Images must not appear in your copy; reproduce every other part of the records exactly.

* begin EXCERPTED RECORDS *

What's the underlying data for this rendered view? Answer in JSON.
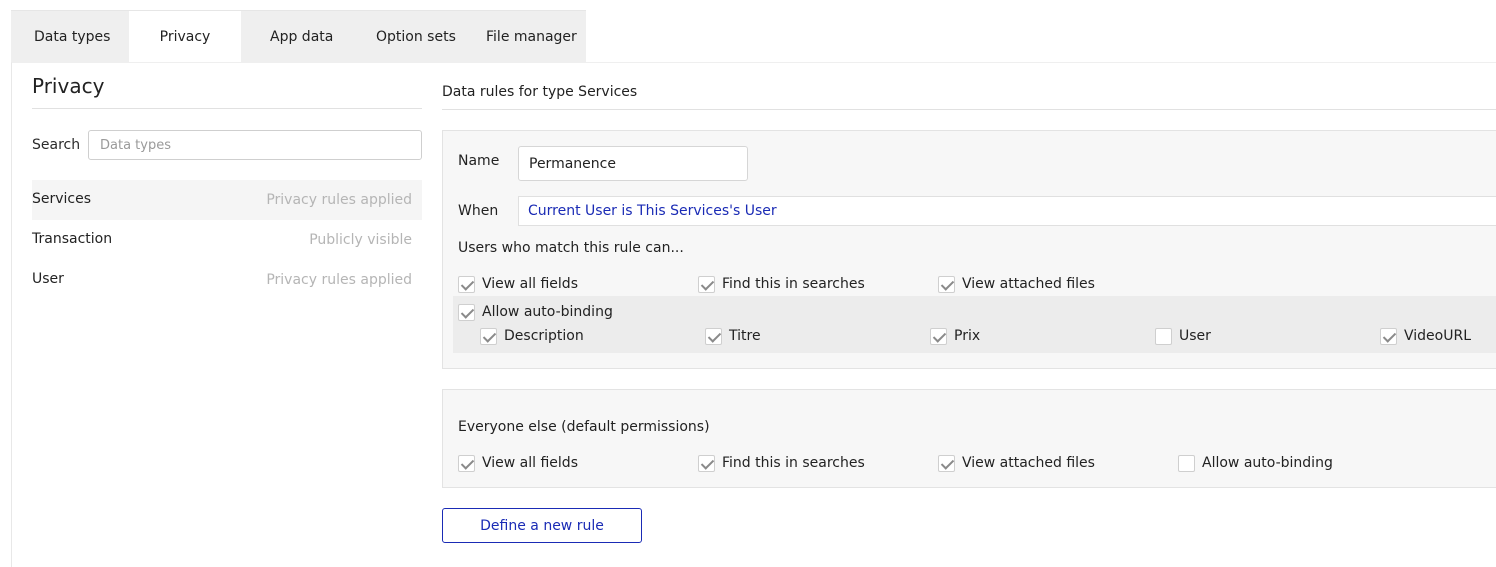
{
  "tabs": [
    {
      "label": "Data types",
      "active": false
    },
    {
      "label": "Privacy",
      "active": true
    },
    {
      "label": "App data",
      "active": false
    },
    {
      "label": "Option sets",
      "active": false
    },
    {
      "label": "File manager",
      "active": false
    }
  ],
  "left_panel": {
    "title": "Privacy",
    "search_label": "Search",
    "search_placeholder": "Data types",
    "types": [
      {
        "name": "Services",
        "status": "Privacy rules applied",
        "selected": true
      },
      {
        "name": "Transaction",
        "status": "Publicly visible",
        "selected": false
      },
      {
        "name": "User",
        "status": "Privacy rules applied",
        "selected": false
      }
    ]
  },
  "right_panel": {
    "title": "Data rules for type Services",
    "rule": {
      "name_label": "Name",
      "name_value": "Permanence",
      "when_label": "When",
      "when_value": "Current User is This Services's User",
      "permissions_heading": "Users who match this rule can...",
      "permissions": [
        {
          "label": "View all fields",
          "checked": true
        },
        {
          "label": "Find this in searches",
          "checked": true
        },
        {
          "label": "View attached files",
          "checked": true
        }
      ],
      "auto_binding": {
        "label": "Allow auto-binding",
        "checked": true
      },
      "fields": [
        {
          "label": "Description",
          "checked": true
        },
        {
          "label": "Titre",
          "checked": true
        },
        {
          "label": "Prix",
          "checked": true
        },
        {
          "label": "User",
          "checked": false
        },
        {
          "label": "VideoURL",
          "checked": true
        }
      ]
    },
    "default_rule": {
      "heading": "Everyone else (default permissions)",
      "permissions": [
        {
          "label": "View all fields",
          "checked": true
        },
        {
          "label": "Find this in searches",
          "checked": true
        },
        {
          "label": "View attached files",
          "checked": true
        },
        {
          "label": "Allow auto-binding",
          "checked": false
        }
      ]
    },
    "new_rule_button": "Define a new rule"
  },
  "colors": {
    "accent": "#1a2bb5",
    "muted_text": "#b5b5b5",
    "panel_bg": "#f7f7f7"
  }
}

* end EXCERPTED RECORDS *

◆ **EXERCISE SOLUTION**
What's the underlying data for this rendered view? Answer in JSON.
{
  "tabs": [
    {
      "label": "Data types",
      "active": false
    },
    {
      "label": "Privacy",
      "active": true
    },
    {
      "label": "App data",
      "active": false
    },
    {
      "label": "Option sets",
      "active": false
    },
    {
      "label": "File manager",
      "active": false
    }
  ],
  "left_panel": {
    "title": "Privacy",
    "search_label": "Search",
    "search_placeholder": "Data types",
    "types": [
      {
        "name": "Services",
        "status": "Privacy rules applied",
        "selected": true
      },
      {
        "name": "Transaction",
        "status": "Publicly visible",
        "selected": false
      },
      {
        "name": "User",
        "status": "Privacy rules applied",
        "selected": false
      }
    ]
  },
  "right_panel": {
    "title": "Data rules for type Services",
    "rule": {
      "name_label": "Name",
      "name_value": "Permanence",
      "when_label": "When",
      "when_value": "Current User is This Services's User",
      "permissions_heading": "Users who match this rule can...",
      "permissions": [
        {
          "label": "View all fields",
          "checked": true
        },
        {
          "label": "Find this in searches",
          "checked": true
        },
        {
          "label": "View attached files",
          "checked": true
        }
      ],
      "auto_binding": {
        "label": "Allow auto-binding",
        "checked": true
      },
      "fields": [
        {
          "label": "Description",
          "checked": true
        },
        {
          "label": "Titre",
          "checked": true
        },
        {
          "label": "Prix",
          "checked": true
        },
        {
          "label": "User",
          "checked": false
        },
        {
          "label": "VideoURL",
          "checked": true
        }
      ]
    },
    "default_rule": {
      "heading": "Everyone else (default permissions)",
      "permissions": [
        {
          "label": "View all fields",
          "checked": true
        },
        {
          "label": "Find this in searches",
          "checked": true
        },
        {
          "label": "View attached files",
          "checked": true
        },
        {
          "label": "Allow auto-binding",
          "checked": false
        }
      ]
    },
    "new_rule_button": "Define a new rule"
  },
  "colors": {
    "accent": "#1a2bb5",
    "muted_text": "#b5b5b5",
    "panel_bg": "#f7f7f7"
  }
}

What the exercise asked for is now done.